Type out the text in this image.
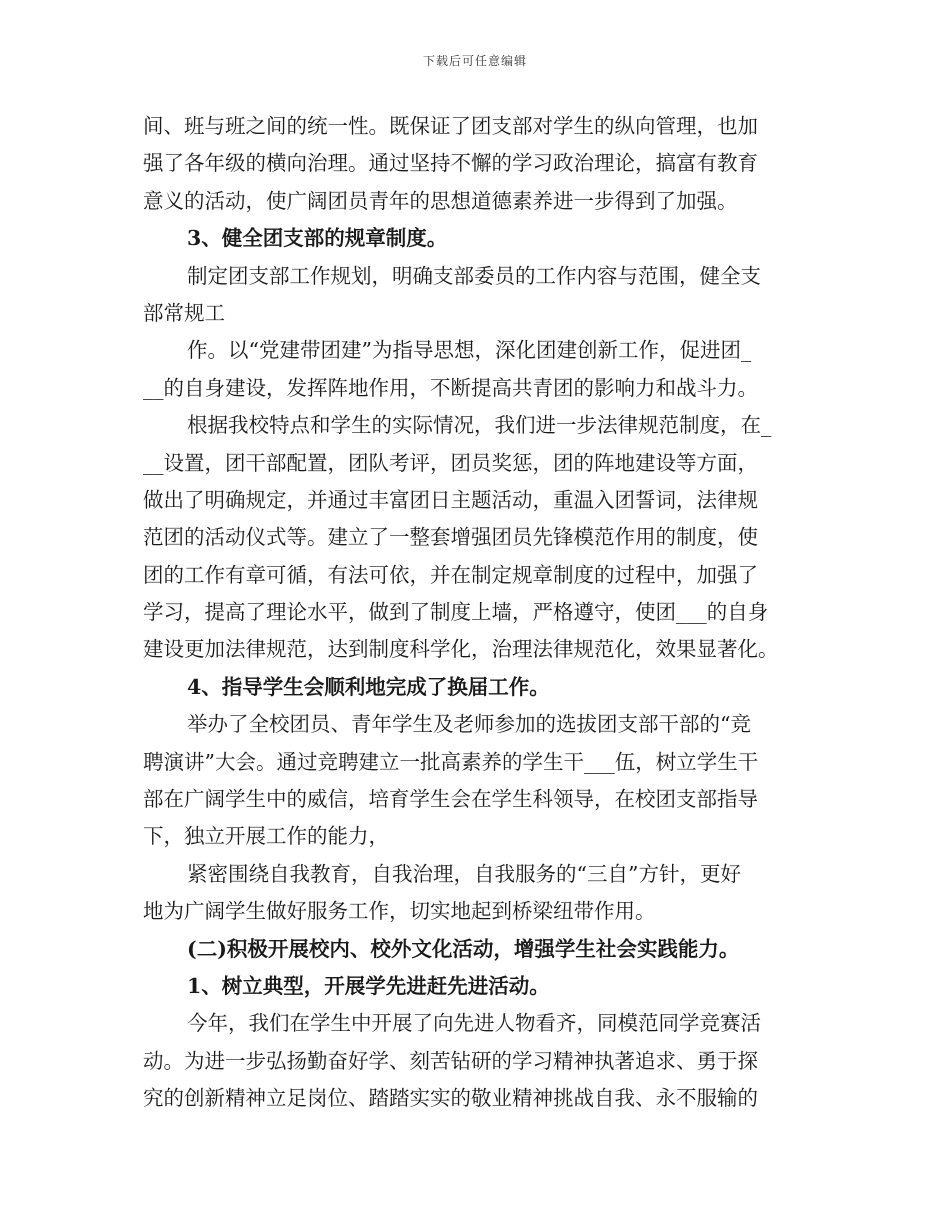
下载后可任意编辑
间、班与班之间的统一性。既保证了团支部对学生的纵向管理，也加
强了各年级的横向治理。通过坚持不懈的学习政治理论，搞富有教育
意义的活动，使广阔团员青年的思想道德素养进一步得到了加强。
3、健全团支部的规章制度。
制定团支部工作规划，明确支部委员的工作内容与范围，健全支
部常规工
作。以“党建带团建”为指导思想，深化团建创新工作，促进团_
__的自身建设，发挥阵地作用，不断提高共青团的影响力和战斗力。
根据我校特点和学生的实际情况，我们进一步法律规范制度，在_
__设置，团干部配置，团队考评，团员奖惩，团的阵地建设等方面，
做出了明确规定，并通过丰富团日主题活动，重温入团誓词，法律规
范团的活动仪式等。建立了一整套增强团员先锋模范作用的制度，使
团的工作有章可循，有法可依，并在制定规章制度的过程中，加强了
学习，提高了理论水平，做到了制度上墙，严格遵守，使团___的自身
建设更加法律规范，达到制度科学化，治理法律规范化，效果显著化。
4、指导学生会顺利地完成了换届工作。
举办了全校团员、青年学生及老师参加的选拔团支部干部的“竞
聘演讲”大会。通过竞聘建立一批高素养的学生干___伍，树立学生干
部在广阔学生中的威信，培育学生会在学生科领导，在校团支部指导
下，独立开展工作的能力，
紧密围绕自我教育，自我治理，自我服务的“三自”方针，更好
地为广阔学生做好服务工作，切实地起到桥梁纽带作用。
(二)积极开展校内、校外文化活动，增强学生社会实践能力。
1、树立典型，开展学先进赶先进活动。
今年，我们在学生中开展了向先进人物看齐，同模范同学竞赛活
动。为进一步弘扬勤奋好学、刻苦钻研的学习精神执著追求、勇于探
究的创新精神立足岗位、踏踏实实的敬业精神挑战自我、永不服输的
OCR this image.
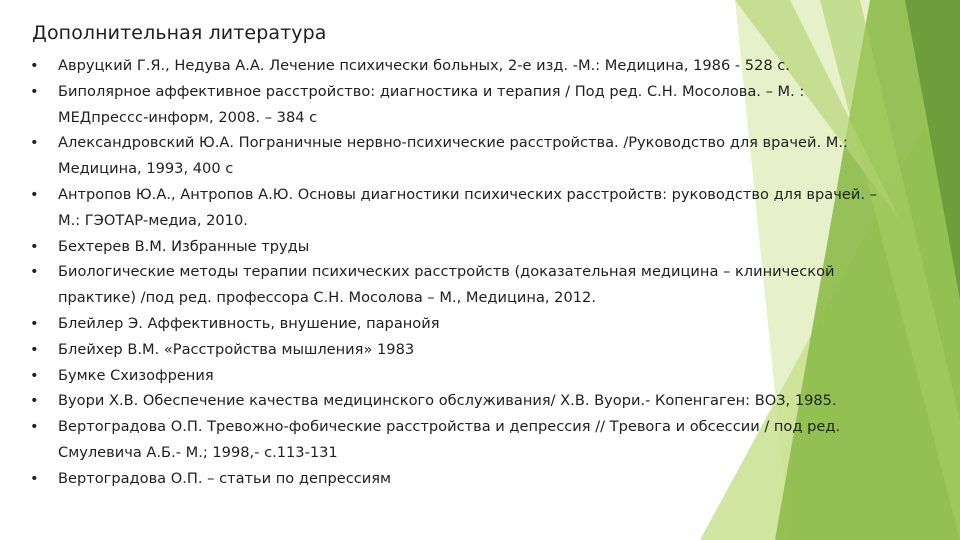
Дополнительная литература
• Авруцкий Г.Я., Недува А.А. Лечение психически больных, 2-е изд. -М.: Медицина, 1986 - 528 с.
• Биполярное аффективное расстройство: диагностика и терапия / Под ред. С.Н. Мосолова. – М. : МЕДпрессс-информ, 2008. – 384 с
• Александровский Ю.А. Пограничные нервно-психические расстройства. /Руководство для врачей. М.: Медицина, 1993, 400 с
• Антропов Ю.А., Антропов А.Ю. Основы диагностики психических расстройств: руководство для врачей. – М.: ГЭОТАР-медиа, 2010.
• Бехтерев В.М. Избранные труды
• Биологические методы терапии психических расстройств (доказательная медицина – клинической практике) /под ред. профессора С.Н. Мосолова – М., Медицина, 2012.
• Блейлер Э. Аффективность, внушение, паранойя
• Блейхер В.М. «Расстройства мышления» 1983
• Бумке Схизофрения
• Вуори Х.В. Обеспечение качества медицинского обслуживания/ Х.В. Вуори.- Копенгаген: ВОЗ, 1985.
• Вертоградова О.П. Тревожно-фобические расстройства и депрессия // Тревога и обсессии / под ред. Смулевича А.Б.- М.; 1998,- с.113-131
• Вертоградова О.П. – статьи по депрессиям
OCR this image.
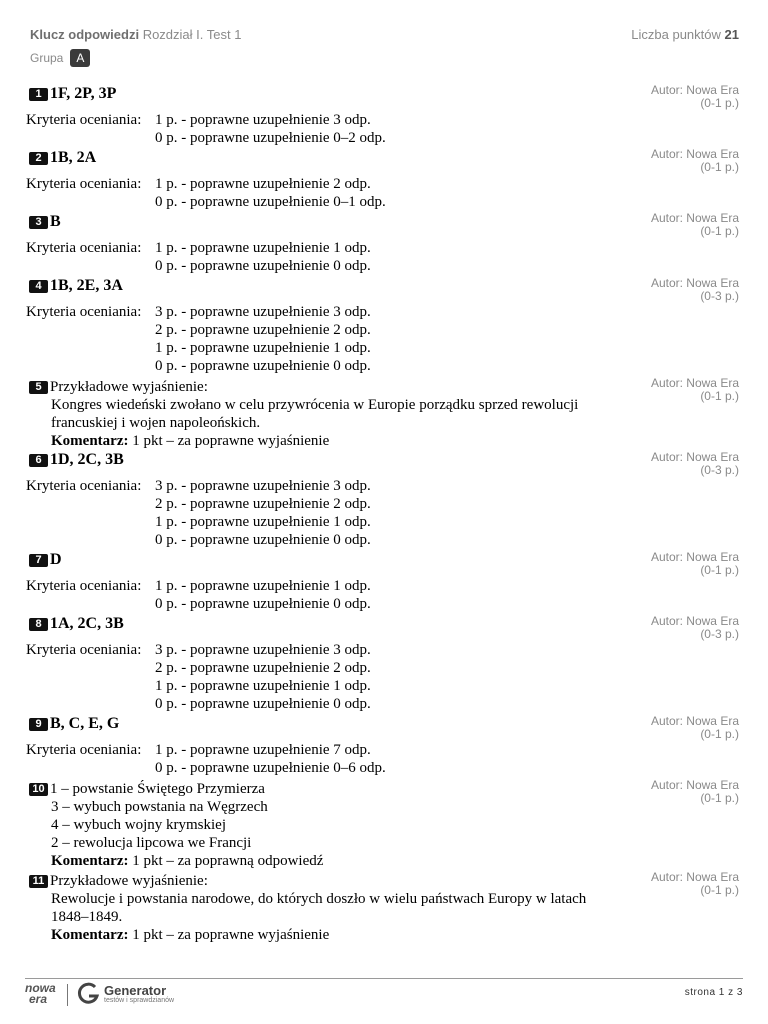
Klucz odpowiedzi Rozdział I. Test 1	Liczba punktów 21
Grupa	A
1 1F, 2P, 3P
Kryteria oceniania: 1 p. - poprawne uzupełnienie 3 odp.
0 p. - poprawne uzupełnienie 0–2 odp.
Autor: Nowa Era
(0-1 p.)
2 1B, 2A
Kryteria oceniania: 1 p. - poprawne uzupełnienie 2 odp.
0 p. - poprawne uzupełnienie 0–1 odp.
Autor: Nowa Era
(0-1 p.)
3 B
Kryteria oceniania: 1 p. - poprawne uzupełnienie 1 odp.
0 p. - poprawne uzupełnienie 0 odp.
Autor: Nowa Era
(0-1 p.)
4 1B, 2E, 3A
Kryteria oceniania: 3 p. - poprawne uzupełnienie 3 odp.
2 p. - poprawne uzupełnienie 2 odp.
1 p. - poprawne uzupełnienie 1 odp.
0 p. - poprawne uzupełnienie 0 odp.
Autor: Nowa Era
(0-3 p.)
5 Przykładowe wyjaśnienie:
Kongres wiedeński zwołano w celu przywrócenia w Europie porządku sprzed rewolucji
francuskiej i wojen napoleońskich.
Komentarz: 1 pkt – za poprawne wyjaśnienie
Autor: Nowa Era
(0-1 p.)
6 1D, 2C, 3B
Kryteria oceniania: 3 p. - poprawne uzupełnienie 3 odp.
2 p. - poprawne uzupełnienie 2 odp.
1 p. - poprawne uzupełnienie 1 odp.
0 p. - poprawne uzupełnienie 0 odp.
Autor: Nowa Era
(0-3 p.)
7 D
Kryteria oceniania: 1 p. - poprawne uzupełnienie 1 odp.
0 p. - poprawne uzupełnienie 0 odp.
Autor: Nowa Era
(0-1 p.)
8 1A, 2C, 3B
Kryteria oceniania: 3 p. - poprawne uzupełnienie 3 odp.
2 p. - poprawne uzupełnienie 2 odp.
1 p. - poprawne uzupełnienie 1 odp.
0 p. - poprawne uzupełnienie 0 odp.
Autor: Nowa Era
(0-3 p.)
9 B, C, E, G
Kryteria oceniania: 1 p. - poprawne uzupełnienie 7 odp.
0 p. - poprawne uzupełnienie 0–6 odp.
Autor: Nowa Era
(0-1 p.)
10 1 – powstanie Świętego Przymierza
3 – wybuch powstania na Węgrzech
4 – wybuch wojny krymskiej
2 – rewolucja lipcowa we Francji
Komentarz: 1 pkt – za poprawną odpowiedź
Autor: Nowa Era
(0-1 p.)
11 Przykładowe wyjaśnienie:
Rewolucje i powstania narodowe, do których doszło w wielu państwach Europy w latach
1848–1849.
Komentarz: 1 pkt – za poprawne wyjaśnienie
Autor: Nowa Era
(0-1 p.)
nowa
era
Generator
testów i sprawdzianów
strona 1 z 3
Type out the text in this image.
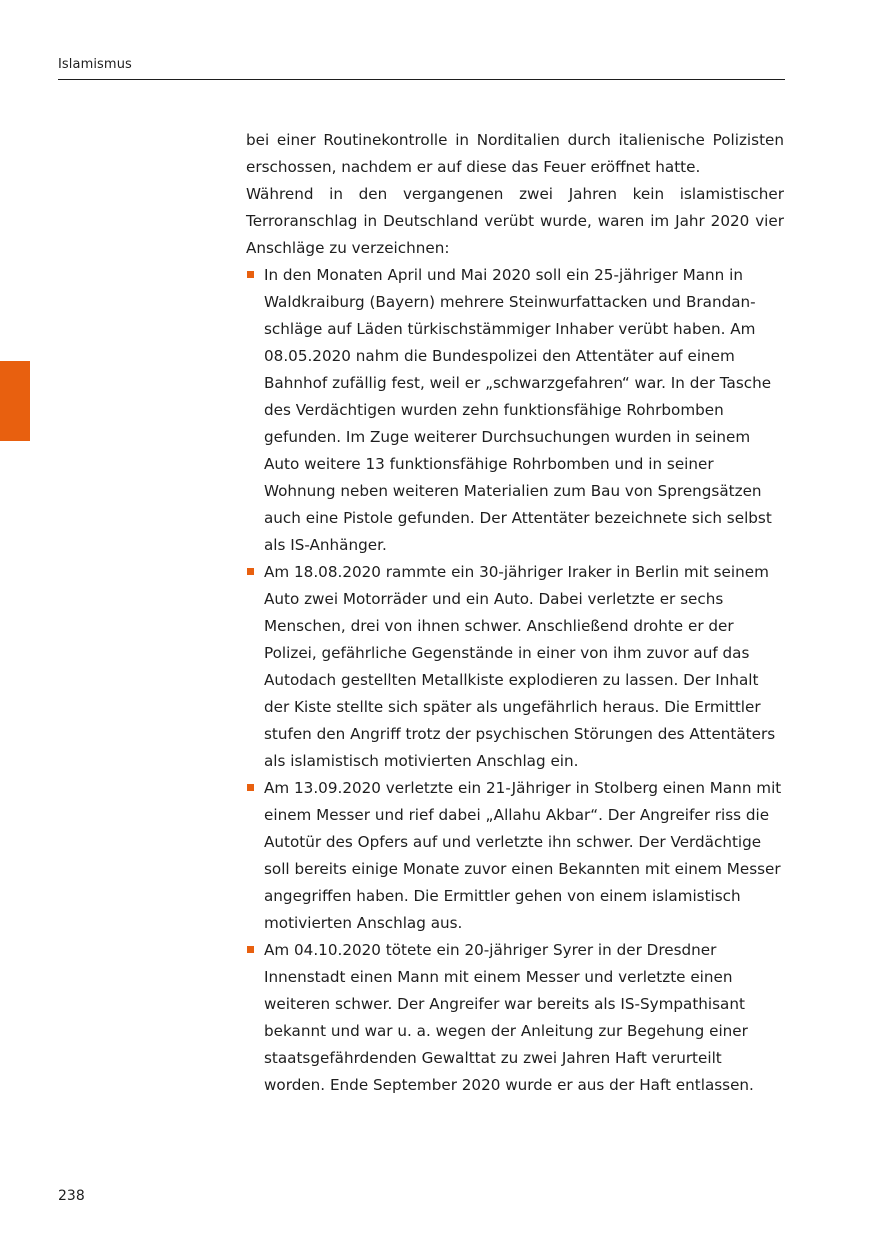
Islamismus

bei einer Routinekontrolle in Norditalien durch italienische Polizisten erschossen, nachdem er auf diese das Feuer eröffnet hatte.

Während in den vergangenen zwei Jahren kein islamistischer Terroranschlag in Deutschland verübt wurde, waren im Jahr 2020 vier Anschläge zu verzeichnen:

In den Monaten April und Mai 2020 soll ein 25-jähriger Mann in Waldkraiburg (Bayern) mehrere Steinwurfattacken und Brandanschläge auf Läden türkischstämmiger Inhaber verübt haben. Am 08.05.2020 nahm die Bundespolizei den Attentäter auf einem Bahnhof zufällig fest, weil er „schwarzgefahren“ war. In der Tasche des Verdächtigen wurden zehn funktionsfähige Rohrbomben gefunden. Im Zuge weiterer Durchsuchungen wurden in seinem Auto weitere 13 funktionsfähige Rohrbomben und in seiner Wohnung neben weiteren Materialien zum Bau von Sprengsätzen auch eine Pistole gefunden. Der Attentäter bezeichnete sich selbst als IS-Anhänger.
Am 18.08.2020 rammte ein 30-jähriger Iraker in Berlin mit seinem Auto zwei Motorräder und ein Auto. Dabei verletzte er sechs Menschen, drei von ihnen schwer. Anschließend drohte er der Polizei, gefährliche Gegenstände in einer von ihm zuvor auf das Autodach gestellten Metallkiste explodieren zu lassen. Der Inhalt der Kiste stellte sich später als ungefährlich heraus. Die Ermittler stufen den Angriff trotz der psychischen Störungen des Attentäters als islamistisch motivierten Anschlag ein.
Am 13.09.2020 verletzte ein 21-Jähriger in Stolberg einen Mann mit einem Messer und rief dabei „Allahu Akbar“. Der Angreifer riss die Autotür des Opfers auf und verletzte ihn schwer. Der Verdächtige soll bereits einige Monate zuvor einen Bekannten mit einem Messer angegriffen haben. Die Ermittler gehen von einem islamistisch motivierten Anschlag aus.
Am 04.10.2020 tötete ein 20-jähriger Syrer in der Dresdner Innenstadt einen Mann mit einem Messer und verletzte einen weiteren schwer. Der Angreifer war bereits als IS-Sympathisant bekannt und war u. a. wegen der Anleitung zur Begehung einer staatsgefährdenden Gewalttat zu zwei Jahren Haft verurteilt worden. Ende September 2020 wurde er aus der Haft entlassen.
238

********************

_Requirement_
Copy every line of the listing that includes the string "Медицина".

_Output of the task_
• Авруцкий Г.Я., Недува А.А. Лечение психически больных, 2-е изд. -М.: Медицина, 1986 - 528 с.
• Александровский Ю.А. Пограничные нервно-психические расстройства. /Руководство для врачей. М.: Медицина, 1993, 400 с
• Биологические методы терапии психических расстройств (доказательная медицина – клинической практике) /под ред. профессора С.Н. Мосолова – М., Медицина, 2012.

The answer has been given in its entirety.